Exercise task:
Pictures stay out of your copy, but everything else in the records below must be repeated exactly.

Input data:

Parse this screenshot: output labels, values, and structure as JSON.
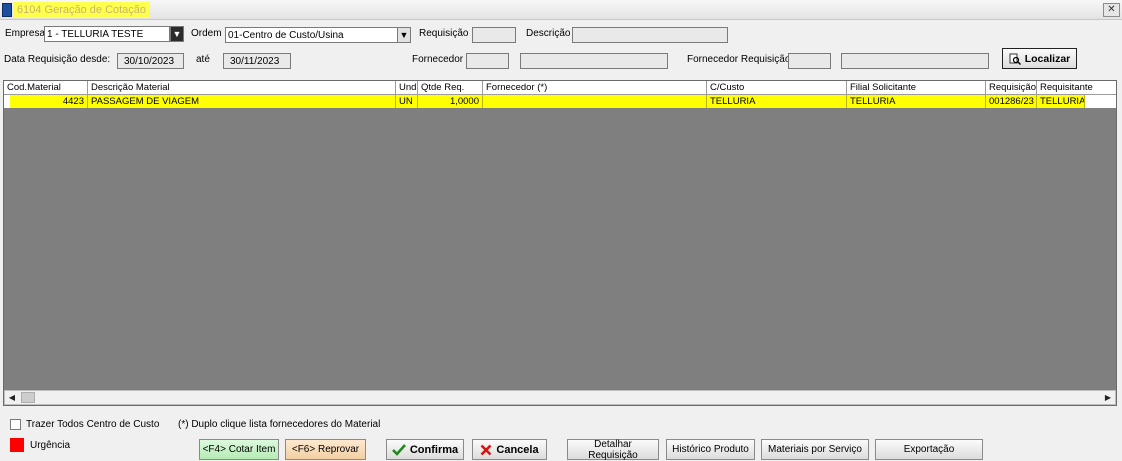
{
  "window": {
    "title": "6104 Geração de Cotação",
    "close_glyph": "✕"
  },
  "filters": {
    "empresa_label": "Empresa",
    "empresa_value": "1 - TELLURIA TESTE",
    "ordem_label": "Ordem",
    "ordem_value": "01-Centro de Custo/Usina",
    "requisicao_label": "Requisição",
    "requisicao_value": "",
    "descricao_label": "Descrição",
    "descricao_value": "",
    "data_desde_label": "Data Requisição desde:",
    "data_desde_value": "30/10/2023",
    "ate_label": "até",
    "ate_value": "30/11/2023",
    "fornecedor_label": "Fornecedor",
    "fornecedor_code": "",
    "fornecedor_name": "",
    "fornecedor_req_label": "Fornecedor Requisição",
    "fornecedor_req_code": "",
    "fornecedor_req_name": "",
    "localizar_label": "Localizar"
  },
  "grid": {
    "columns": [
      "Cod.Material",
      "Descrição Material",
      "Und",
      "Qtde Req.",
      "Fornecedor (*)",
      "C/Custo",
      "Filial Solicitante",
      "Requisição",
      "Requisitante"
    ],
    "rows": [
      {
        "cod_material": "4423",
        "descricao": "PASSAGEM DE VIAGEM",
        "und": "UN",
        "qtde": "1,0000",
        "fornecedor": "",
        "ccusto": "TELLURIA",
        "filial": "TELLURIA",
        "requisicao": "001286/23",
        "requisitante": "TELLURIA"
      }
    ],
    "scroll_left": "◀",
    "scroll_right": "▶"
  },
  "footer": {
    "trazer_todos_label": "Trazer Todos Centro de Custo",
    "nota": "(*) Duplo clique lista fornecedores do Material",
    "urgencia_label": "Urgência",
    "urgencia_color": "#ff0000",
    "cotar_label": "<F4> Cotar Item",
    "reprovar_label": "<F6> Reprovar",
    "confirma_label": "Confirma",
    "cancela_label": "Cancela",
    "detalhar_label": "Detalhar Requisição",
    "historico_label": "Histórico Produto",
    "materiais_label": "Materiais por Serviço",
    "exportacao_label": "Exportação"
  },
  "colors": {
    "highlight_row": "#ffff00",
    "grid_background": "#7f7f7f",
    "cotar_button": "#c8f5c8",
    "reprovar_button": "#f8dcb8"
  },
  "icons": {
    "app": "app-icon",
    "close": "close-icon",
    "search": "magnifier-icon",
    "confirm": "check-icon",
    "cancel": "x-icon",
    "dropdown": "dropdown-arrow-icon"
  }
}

Written answer:
Parse this screenshot: output labels, values, and structure as JSON.
{
  "window": {
    "title": "6104 Geração de Cotação",
    "close_glyph": "✕"
  },
  "filters": {
    "empresa_label": "Empresa",
    "empresa_value": "1 - TELLURIA TESTE",
    "ordem_label": "Ordem",
    "ordem_value": "01-Centro de Custo/Usina",
    "requisicao_label": "Requisição",
    "requisicao_value": "",
    "descricao_label": "Descrição",
    "descricao_value": "",
    "data_desde_label": "Data Requisição desde:",
    "data_desde_value": "30/10/2023",
    "ate_label": "até",
    "ate_value": "30/11/2023",
    "fornecedor_label": "Fornecedor",
    "fornecedor_code": "",
    "fornecedor_name": "",
    "fornecedor_req_label": "Fornecedor Requisição",
    "fornecedor_req_code": "",
    "fornecedor_req_name": "",
    "localizar_label": "Localizar"
  },
  "grid": {
    "columns": [
      "Cod.Material",
      "Descrição Material",
      "Und",
      "Qtde Req.",
      "Fornecedor (*)",
      "C/Custo",
      "Filial Solicitante",
      "Requisição",
      "Requisitante"
    ],
    "rows": [
      {
        "cod_material": "4423",
        "descricao": "PASSAGEM DE VIAGEM",
        "und": "UN",
        "qtde": "1,0000",
        "fornecedor": "",
        "ccusto": "TELLURIA",
        "filial": "TELLURIA",
        "requisicao": "001286/23",
        "requisitante": "TELLURIA"
      }
    ],
    "scroll_left": "◀",
    "scroll_right": "▶"
  },
  "footer": {
    "trazer_todos_label": "Trazer Todos Centro de Custo",
    "nota": "(*) Duplo clique lista fornecedores do Material",
    "urgencia_label": "Urgência",
    "urgencia_color": "#ff0000",
    "cotar_label": "<F4> Cotar Item",
    "reprovar_label": "<F6> Reprovar",
    "confirma_label": "Confirma",
    "cancela_label": "Cancela",
    "detalhar_label": "Detalhar Requisição",
    "historico_label": "Histórico Produto",
    "materiais_label": "Materiais por Serviço",
    "exportacao_label": "Exportação"
  },
  "colors": {
    "highlight_row": "#ffff00",
    "grid_background": "#7f7f7f",
    "cotar_button": "#c8f5c8",
    "reprovar_button": "#f8dcb8"
  },
  "icons": {
    "app": "app-icon",
    "close": "close-icon",
    "search": "magnifier-icon",
    "confirm": "check-icon",
    "cancel": "x-icon",
    "dropdown": "dropdown-arrow-icon"
  }
}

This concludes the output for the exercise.